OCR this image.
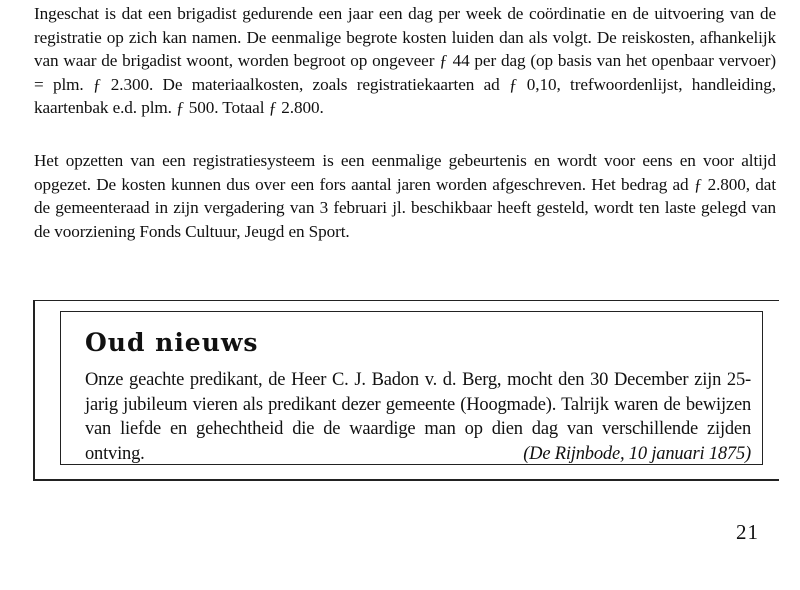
Ingeschat is dat een brigadist gedurende een jaar een dag per week de coördinatie en de uitvoering van de registratie op zich kan namen. De eenmalige begrote kosten luiden dan als volgt. De reiskosten, afhankelijk van waar de brigadist woont, worden begroot op ongeveer ƒ 44 per dag (op basis van het openbaar vervoer) = plm. ƒ 2.300. De materiaalkosten, zoals registratiekaarten ad ƒ 0,10, trefwoordenlijst, handleiding, kaartenbak e.d. plm. ƒ 500. Totaal ƒ 2.800.

Het opzetten van een registratiesysteem is een eenmalige gebeurtenis en wordt voor eens en voor altijd opgezet. De kosten kunnen dus over een fors aantal jaren worden afgeschreven. Het bedrag ad ƒ 2.800, dat de gemeenteraad in zijn vergadering van 3 februari jl. beschikbaar heeft gesteld, wordt ten laste gelegd van de voorziening Fonds Cultuur, Jeugd en Sport.

Oud nieuws

Onze geachte predikant, de Heer C. J. Badon v. d. Berg, mocht den 30 December zijn 25-jarig jubileum vieren als predikant dezer gemeente (Hoogmade). Talrijk waren de bewijzen van liefde en gehechtheid die de waardige man op dien dag van verschillende zijden ontving.	(De Rijnbode, 10 januari 1875)

21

» **Your goal**:
Copy out every line of the material above exactly, skipping the pictures.

» **Reply**:
OCR this image.
Ingeschat is dat een brigadist gedurende een jaar een dag per week de coördinatie en de uitvoering van de registratie op zich kan namen. De eenmalige begrote kosten luiden dan als volgt. De reiskosten, afhankelijk van waar de brigadist woont, worden begroot op ongeveer ƒ 44 per dag (op basis van het openbaar vervoer) = plm. ƒ 2.300. De materiaalkosten, zoals registratiekaarten ad ƒ 0,10, trefwoordenlijst, handleiding, kaartenbak e.d. plm. ƒ 500. Totaal ƒ 2.800.

Het opzetten van een registratiesysteem is een eenmalige gebeurtenis en wordt voor eens en voor altijd opgezet. De kosten kunnen dus over een fors aantal jaren worden afgeschreven. Het bedrag ad ƒ 2.800, dat de gemeenteraad in zijn vergadering van 3 februari jl. beschikbaar heeft gesteld, wordt ten laste gelegd van de voorziening Fonds Cultuur, Jeugd en Sport.

Oud nieuws

Onze geachte predikant, de Heer C. J. Badon v. d. Berg, mocht den 30 December zijn 25-jarig jubileum vieren als predikant dezer gemeente (Hoogmade). Talrijk waren de bewijzen van liefde en gehechtheid die de waardige man op dien dag van verschillende zijden ontving.	(De Rijnbode, 10 januari 1875)

21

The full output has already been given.